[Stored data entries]
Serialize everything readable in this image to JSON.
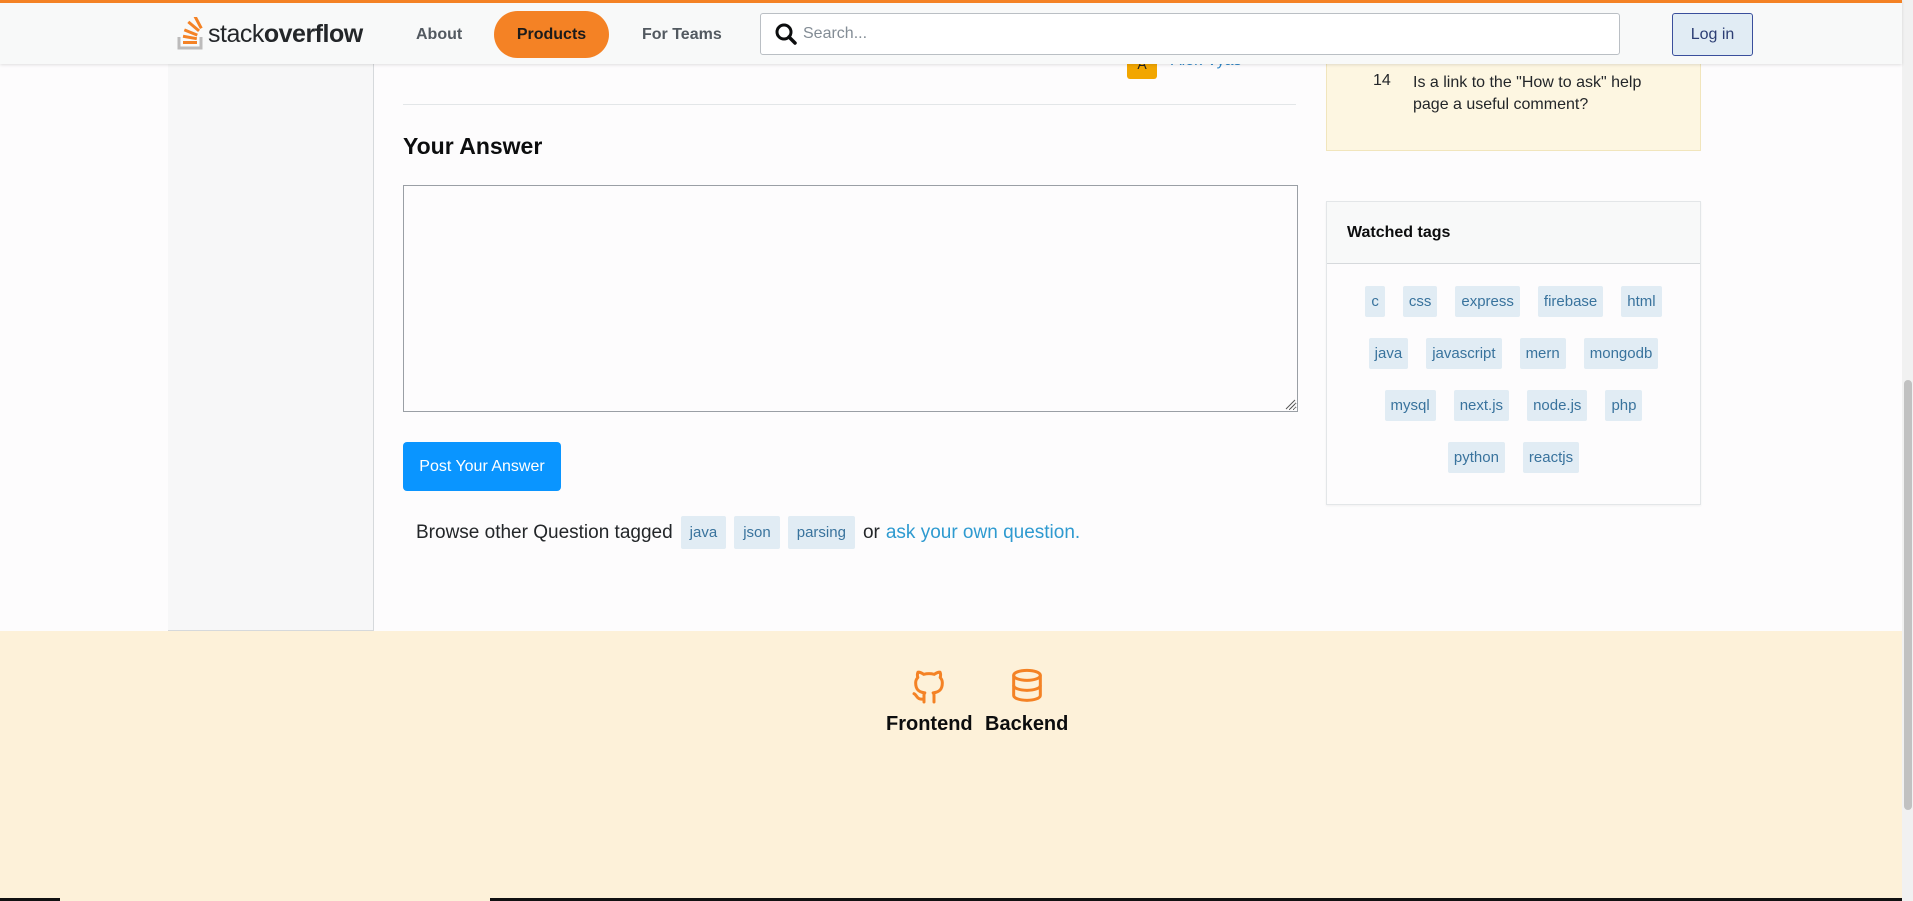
{
  "header": {
    "logo_word_light": "stack",
    "logo_word_bold": "overflow",
    "nav": {
      "about": "About",
      "products": "Products",
      "for_teams": "For Teams"
    },
    "search_placeholder": "Search...",
    "login_label": "Log in"
  },
  "answer_author": {
    "avatar_letter": "A",
    "name": "Alok Vyas"
  },
  "main": {
    "your_answer_title": "Your Answer",
    "answer_value": "",
    "post_button": "Post Your Answer",
    "browse_prefix": "Browse other Question tagged",
    "tags": [
      "java",
      "json",
      "parsing"
    ],
    "or_text": "or",
    "ask_link": "ask your own question."
  },
  "featured": {
    "count": "14",
    "text": "Is a link to the \"How to ask\" help page a useful comment?"
  },
  "watched_tags": {
    "title": "Watched tags",
    "tags": [
      "c",
      "css",
      "express",
      "firebase",
      "html",
      "java",
      "javascript",
      "mern",
      "mongodb",
      "mysql",
      "next.js",
      "node.js",
      "php",
      "python",
      "reactjs"
    ]
  },
  "footer": {
    "frontend": "Frontend",
    "backend": "Backend"
  },
  "colors": {
    "accent": "#f48225",
    "primary_button": "#0a95ff",
    "tag_bg": "#e1ecf4",
    "footer_bg": "#fdf1d9"
  }
}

YOUR GOAL -
Quote everything in the listing above exactly; pictures are the only thing to omit.

RESULT BELOW -
Serialize everything readable in this image to JSON.
{
  "header": {
    "logo_word_light": "stack",
    "logo_word_bold": "overflow",
    "nav": {
      "about": "About",
      "products": "Products",
      "for_teams": "For Teams"
    },
    "search_placeholder": "Search...",
    "login_label": "Log in"
  },
  "answer_author": {
    "avatar_letter": "A",
    "name": "Alok Vyas"
  },
  "main": {
    "your_answer_title": "Your Answer",
    "answer_value": "",
    "post_button": "Post Your Answer",
    "browse_prefix": "Browse other Question tagged",
    "tags": [
      "java",
      "json",
      "parsing"
    ],
    "or_text": "or",
    "ask_link": "ask your own question."
  },
  "featured": {
    "count": "14",
    "text": "Is a link to the \"How to ask\" help page a useful comment?"
  },
  "watched_tags": {
    "title": "Watched tags",
    "tags": [
      "c",
      "css",
      "express",
      "firebase",
      "html",
      "java",
      "javascript",
      "mern",
      "mongodb",
      "mysql",
      "next.js",
      "node.js",
      "php",
      "python",
      "reactjs"
    ]
  },
  "footer": {
    "frontend": "Frontend",
    "backend": "Backend"
  },
  "colors": {
    "accent": "#f48225",
    "primary_button": "#0a95ff",
    "tag_bg": "#e1ecf4",
    "footer_bg": "#fdf1d9"
  }
}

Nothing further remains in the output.